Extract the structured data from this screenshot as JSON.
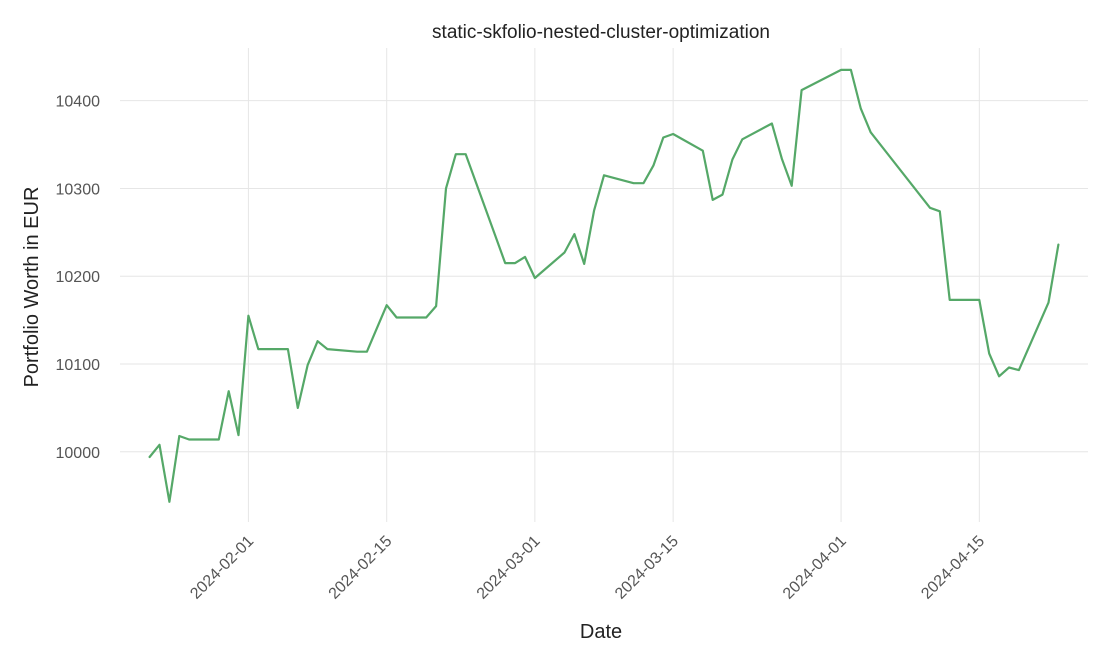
{
  "chart_data": {
    "type": "line",
    "title": "static-skfolio-nested-cluster-optimization",
    "xlabel": "Date",
    "ylabel": "Portfolio Worth in EUR",
    "xlim": [
      "2024-01-19",
      "2024-04-26"
    ],
    "ylim": [
      9920,
      10460
    ],
    "grid": true,
    "legend": "none",
    "line_color": "#55a868",
    "x_ticks": [
      "2024-02-01",
      "2024-02-15",
      "2024-03-01",
      "2024-03-15",
      "2024-04-01",
      "2024-04-15"
    ],
    "y_ticks": [
      10000,
      10100,
      10200,
      10300,
      10400
    ],
    "series": [
      {
        "x": [
          "2024-01-22",
          "2024-01-23",
          "2024-01-24",
          "2024-01-25",
          "2024-01-26",
          "2024-01-29",
          "2024-01-30",
          "2024-01-31",
          "2024-02-01",
          "2024-02-02",
          "2024-02-05",
          "2024-02-06",
          "2024-02-07",
          "2024-02-08",
          "2024-02-09",
          "2024-02-12",
          "2024-02-13",
          "2024-02-15",
          "2024-02-16",
          "2024-02-19",
          "2024-02-20",
          "2024-02-21",
          "2024-02-22",
          "2024-02-23",
          "2024-02-26",
          "2024-02-27",
          "2024-02-28",
          "2024-02-29",
          "2024-03-01",
          "2024-03-04",
          "2024-03-05",
          "2024-03-06",
          "2024-03-07",
          "2024-03-08",
          "2024-03-11",
          "2024-03-12",
          "2024-03-13",
          "2024-03-14",
          "2024-03-15",
          "2024-03-18",
          "2024-03-19",
          "2024-03-20",
          "2024-03-21",
          "2024-03-22",
          "2024-03-25",
          "2024-03-26",
          "2024-03-27",
          "2024-03-28",
          "2024-04-01",
          "2024-04-02",
          "2024-04-03",
          "2024-04-04",
          "2024-04-10",
          "2024-04-11",
          "2024-04-12",
          "2024-04-15",
          "2024-04-16",
          "2024-04-17",
          "2024-04-18",
          "2024-04-19",
          "2024-04-22",
          "2024-04-23"
        ],
        "values": [
          9994,
          10008,
          9943,
          10018,
          10014,
          10014,
          10069,
          10019,
          10155,
          10117,
          10117,
          10050,
          10099,
          10126,
          10117,
          10114,
          10114,
          10167,
          10153,
          10153,
          10166,
          10300,
          10339,
          10339,
          10246,
          10215,
          10215,
          10222,
          10198,
          10227,
          10248,
          10214,
          10275,
          10315,
          10306,
          10306,
          10326,
          10358,
          10362,
          10343,
          10287,
          10293,
          10333,
          10356,
          10374,
          10334,
          10303,
          10412,
          10435,
          10435,
          10391,
          10364,
          10278,
          10274,
          10173,
          10173,
          10112,
          10086,
          10096,
          10093,
          10170,
          10236
        ]
      }
    ]
  }
}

** PROBLEM REQUIREMENTS **
Omitting all images, print the listing exactly.

** OUTPUT OF THE TASK **
Extract the structured data from this screenshot as JSON.
{
  "chart_data": {
    "type": "line",
    "title": "static-skfolio-nested-cluster-optimization",
    "xlabel": "Date",
    "ylabel": "Portfolio Worth in EUR",
    "xlim": [
      "2024-01-19",
      "2024-04-26"
    ],
    "ylim": [
      9920,
      10460
    ],
    "grid": true,
    "legend": "none",
    "line_color": "#55a868",
    "x_ticks": [
      "2024-02-01",
      "2024-02-15",
      "2024-03-01",
      "2024-03-15",
      "2024-04-01",
      "2024-04-15"
    ],
    "y_ticks": [
      10000,
      10100,
      10200,
      10300,
      10400
    ],
    "series": [
      {
        "x": [
          "2024-01-22",
          "2024-01-23",
          "2024-01-24",
          "2024-01-25",
          "2024-01-26",
          "2024-01-29",
          "2024-01-30",
          "2024-01-31",
          "2024-02-01",
          "2024-02-02",
          "2024-02-05",
          "2024-02-06",
          "2024-02-07",
          "2024-02-08",
          "2024-02-09",
          "2024-02-12",
          "2024-02-13",
          "2024-02-15",
          "2024-02-16",
          "2024-02-19",
          "2024-02-20",
          "2024-02-21",
          "2024-02-22",
          "2024-02-23",
          "2024-02-26",
          "2024-02-27",
          "2024-02-28",
          "2024-02-29",
          "2024-03-01",
          "2024-03-04",
          "2024-03-05",
          "2024-03-06",
          "2024-03-07",
          "2024-03-08",
          "2024-03-11",
          "2024-03-12",
          "2024-03-13",
          "2024-03-14",
          "2024-03-15",
          "2024-03-18",
          "2024-03-19",
          "2024-03-20",
          "2024-03-21",
          "2024-03-22",
          "2024-03-25",
          "2024-03-26",
          "2024-03-27",
          "2024-03-28",
          "2024-04-01",
          "2024-04-02",
          "2024-04-03",
          "2024-04-04",
          "2024-04-10",
          "2024-04-11",
          "2024-04-12",
          "2024-04-15",
          "2024-04-16",
          "2024-04-17",
          "2024-04-18",
          "2024-04-19",
          "2024-04-22",
          "2024-04-23"
        ],
        "values": [
          9994,
          10008,
          9943,
          10018,
          10014,
          10014,
          10069,
          10019,
          10155,
          10117,
          10117,
          10050,
          10099,
          10126,
          10117,
          10114,
          10114,
          10167,
          10153,
          10153,
          10166,
          10300,
          10339,
          10339,
          10246,
          10215,
          10215,
          10222,
          10198,
          10227,
          10248,
          10214,
          10275,
          10315,
          10306,
          10306,
          10326,
          10358,
          10362,
          10343,
          10287,
          10293,
          10333,
          10356,
          10374,
          10334,
          10303,
          10412,
          10435,
          10435,
          10391,
          10364,
          10278,
          10274,
          10173,
          10173,
          10112,
          10086,
          10096,
          10093,
          10170,
          10236
        ]
      }
    ]
  }
}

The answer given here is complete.